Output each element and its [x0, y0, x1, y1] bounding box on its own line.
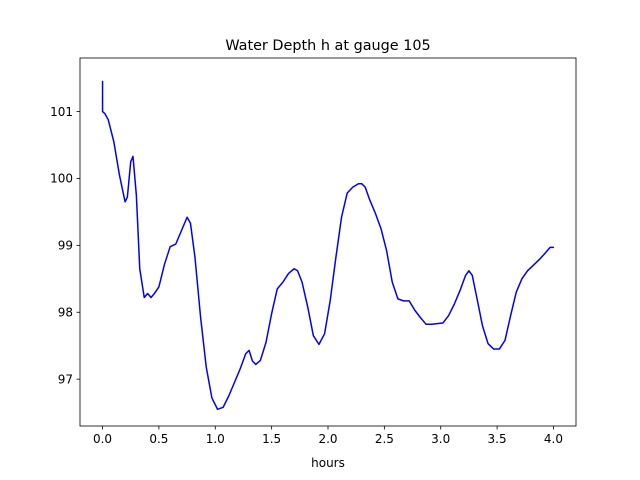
axes: 0.0 0.5 1.0 1.5 2.0 2.5 3.0 3.5 4.0 97 98 99 100 101 — [50, 57, 577, 446]
x-tick-label: 3.0 — [431, 432, 450, 446]
x-tick-label: 1.0 — [206, 432, 225, 446]
x-tick-label: 0.0 — [93, 432, 112, 446]
y-tick-label: 97 — [58, 372, 73, 386]
x-tick-label: 2.0 — [318, 432, 337, 446]
x-tick-label: 0.5 — [149, 432, 168, 446]
x-tick-label: 2.5 — [375, 432, 394, 446]
plot-frame — [79, 57, 577, 427]
y-tick-label: 100 — [50, 172, 73, 186]
x-tick-label: 4.0 — [544, 432, 563, 446]
x-tick-label: 3.5 — [488, 432, 507, 446]
y-tick-label: 101 — [50, 105, 73, 119]
x-axis-label: hours — [311, 456, 345, 470]
y-tick-label: 98 — [58, 306, 73, 320]
chart-title: Water Depth h at gauge 105 — [225, 38, 430, 54]
plot-area — [101, 80, 555, 411]
y-tick-label: 99 — [58, 239, 73, 253]
series-line-0 — [101, 80, 555, 411]
x-tick-label: 1.5 — [262, 432, 281, 446]
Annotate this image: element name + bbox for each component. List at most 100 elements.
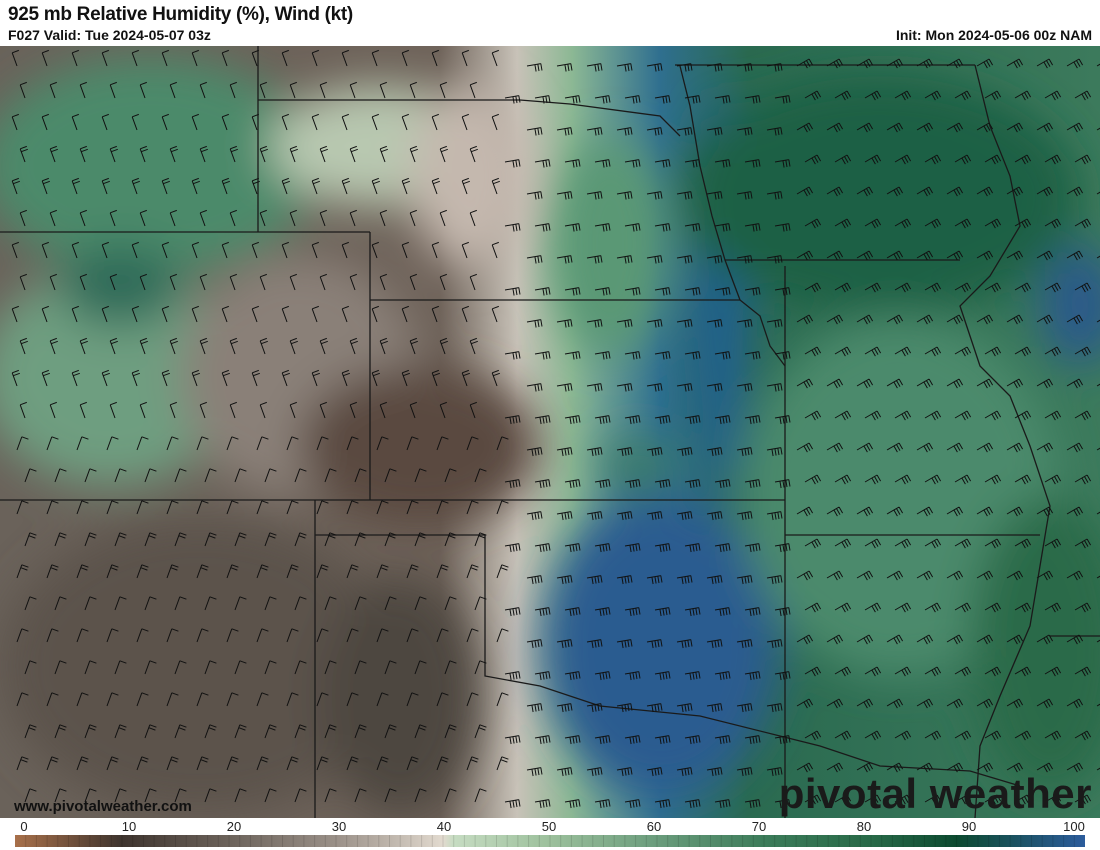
• • • • •
DIRECTIONS ::
Please lay out all of the material above as a Markdown table with two columns, Row for the row number and Line for the line itself, skipping blank lines. Leave the pictures out of the table.

FINISHED EXERCISE ::
| Row | Line |
|---|---|
| 1 | Output each element and its [x0, y0, x1, y1] bounding box on its own line. |
| 2 | axes: 0.0 0.5 1.0 1.5 2.0 2.5 3.0 3.5 4.0 97 98 99 100 101 — [50, 57, 577, 446] |
| 3 | x-tick-label: 3.0 — [431, 432, 450, 446] |
| 4 | x-tick-label: 1.0 — [206, 432, 225, 446] |
| 5 | x-tick-label: 0.0 — [93, 432, 112, 446] |
| 6 | y-tick-label: 97 — [58, 372, 73, 386] |
| 7 | x-tick-label: 2.0 — [318, 432, 337, 446] |
| 8 | x-tick-label: 0.5 — [149, 432, 168, 446] |
| 9 | x-tick-label: 2.5 — [375, 432, 394, 446] |
| 10 | plot-frame — [79, 57, 577, 427] |
| 11 | y-tick-label: 100 — [50, 172, 73, 186] |
| 12 | x-tick-label: 4.0 — [544, 432, 563, 446] |
| 13 | x-tick-label: 3.5 — [488, 432, 507, 446] |
| 14 | y-tick-label: 101 — [50, 105, 73, 119] |
| 15 | x-axis-label: hours — [311, 456, 345, 470] |
| 16 | y-tick-label: 98 — [58, 306, 73, 320] |
| 17 | chart-title: Water Depth h at gauge 105 — [225, 38, 430, 54] |
| 18 | plot-area — [101, 80, 555, 411] |
| 19 | y-tick-label: 99 — [58, 239, 73, 253] |
| 20 | series-line-0 — [101, 80, 555, 411] |
| 21 | x-tick-label: 1.5 — [262, 432, 281, 446] |
| 22 | Annotate this image: element name + bbox for each component. List at most 100 elements. |